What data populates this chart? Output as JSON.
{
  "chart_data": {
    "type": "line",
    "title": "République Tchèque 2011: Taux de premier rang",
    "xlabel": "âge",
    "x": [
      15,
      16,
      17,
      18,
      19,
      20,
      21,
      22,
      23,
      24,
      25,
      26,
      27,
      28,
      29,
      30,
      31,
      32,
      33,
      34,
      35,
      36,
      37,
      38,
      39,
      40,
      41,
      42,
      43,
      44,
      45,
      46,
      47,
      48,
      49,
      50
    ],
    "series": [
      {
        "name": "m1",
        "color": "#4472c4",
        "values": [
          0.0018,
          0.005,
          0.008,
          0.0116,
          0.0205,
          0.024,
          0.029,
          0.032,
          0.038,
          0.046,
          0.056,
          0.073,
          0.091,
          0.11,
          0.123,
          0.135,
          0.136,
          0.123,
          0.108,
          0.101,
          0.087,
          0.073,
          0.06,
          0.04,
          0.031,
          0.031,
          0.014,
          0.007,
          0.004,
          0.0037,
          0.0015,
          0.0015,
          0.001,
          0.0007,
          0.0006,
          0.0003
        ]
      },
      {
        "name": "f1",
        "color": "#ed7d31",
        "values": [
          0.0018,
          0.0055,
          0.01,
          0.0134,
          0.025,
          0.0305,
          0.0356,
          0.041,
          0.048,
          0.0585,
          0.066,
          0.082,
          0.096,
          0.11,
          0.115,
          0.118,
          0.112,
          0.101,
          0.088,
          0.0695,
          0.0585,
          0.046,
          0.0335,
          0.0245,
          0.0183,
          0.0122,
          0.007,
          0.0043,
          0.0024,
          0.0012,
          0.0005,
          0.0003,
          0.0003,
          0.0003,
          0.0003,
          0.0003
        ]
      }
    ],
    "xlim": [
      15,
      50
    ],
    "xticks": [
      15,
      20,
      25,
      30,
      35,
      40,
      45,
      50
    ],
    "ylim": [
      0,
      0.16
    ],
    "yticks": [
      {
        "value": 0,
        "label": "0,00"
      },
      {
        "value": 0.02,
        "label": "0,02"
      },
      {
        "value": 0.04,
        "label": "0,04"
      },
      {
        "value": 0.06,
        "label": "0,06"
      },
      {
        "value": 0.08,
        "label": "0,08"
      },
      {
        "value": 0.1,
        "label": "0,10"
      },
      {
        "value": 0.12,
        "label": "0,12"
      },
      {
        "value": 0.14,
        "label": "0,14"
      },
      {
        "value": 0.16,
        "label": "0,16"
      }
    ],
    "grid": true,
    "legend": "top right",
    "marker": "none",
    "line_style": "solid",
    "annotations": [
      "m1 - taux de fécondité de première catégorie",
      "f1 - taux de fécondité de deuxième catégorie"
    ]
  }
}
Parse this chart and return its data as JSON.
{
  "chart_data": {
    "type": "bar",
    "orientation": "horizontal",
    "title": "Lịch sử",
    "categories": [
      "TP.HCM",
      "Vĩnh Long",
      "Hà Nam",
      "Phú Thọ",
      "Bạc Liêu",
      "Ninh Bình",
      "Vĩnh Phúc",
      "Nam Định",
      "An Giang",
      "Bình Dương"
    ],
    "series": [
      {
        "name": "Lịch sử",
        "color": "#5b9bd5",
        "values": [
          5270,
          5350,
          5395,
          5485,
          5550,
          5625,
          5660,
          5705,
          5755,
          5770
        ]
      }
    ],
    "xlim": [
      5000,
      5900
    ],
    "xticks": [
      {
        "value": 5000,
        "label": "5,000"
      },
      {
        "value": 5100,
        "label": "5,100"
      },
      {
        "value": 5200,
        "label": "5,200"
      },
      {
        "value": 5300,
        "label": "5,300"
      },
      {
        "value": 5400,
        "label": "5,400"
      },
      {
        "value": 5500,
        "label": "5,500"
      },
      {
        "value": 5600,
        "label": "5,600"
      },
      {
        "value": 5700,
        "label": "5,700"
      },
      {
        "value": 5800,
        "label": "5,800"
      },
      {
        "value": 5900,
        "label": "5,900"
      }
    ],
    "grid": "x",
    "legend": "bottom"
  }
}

# # #

Give back exactly the lines from the line holding "Parse this chart and return its data as JSON." through the last line of the listing, including both.

**Result**
Parse this chart and return its data as JSON.
{
  "chart_data": {
    "type": "bar",
    "orientation": "horizontal",
    "title": "Lịch sử",
    "categories": [
      "TP.HCM",
      "Vĩnh Long",
      "Hà Nam",
      "Phú Thọ",
      "Bạc Liêu",
      "Ninh Bình",
      "Vĩnh Phúc",
      "Nam Định",
      "An Giang",
      "Bình Dương"
    ],
    "series": [
      {
        "name": "Lịch sử",
        "color": "#5b9bd5",
        "values": [
          5270,
          5350,
          5395,
          5485,
          5550,
          5625,
          5660,
          5705,
          5755,
          5770
        ]
      }
    ],
    "xlim": [
      5000,
      5900
    ],
    "xticks": [
      {
        "value": 5000,
        "label": "5,000"
      },
      {
        "value": 5100,
        "label": "5,100"
      },
      {
        "value": 5200,
        "label": "5,200"
      },
      {
        "value": 5300,
        "label": "5,300"
      },
      {
        "value": 5400,
        "label": "5,400"
      },
      {
        "value": 5500,
        "label": "5,500"
      },
      {
        "value": 5600,
        "label": "5,600"
      },
      {
        "value": 5700,
        "label": "5,700"
      },
      {
        "value": 5800,
        "label": "5,800"
      },
      {
        "value": 5900,
        "label": "5,900"
      }
    ],
    "grid": "x",
    "legend": "bottom"
  }
}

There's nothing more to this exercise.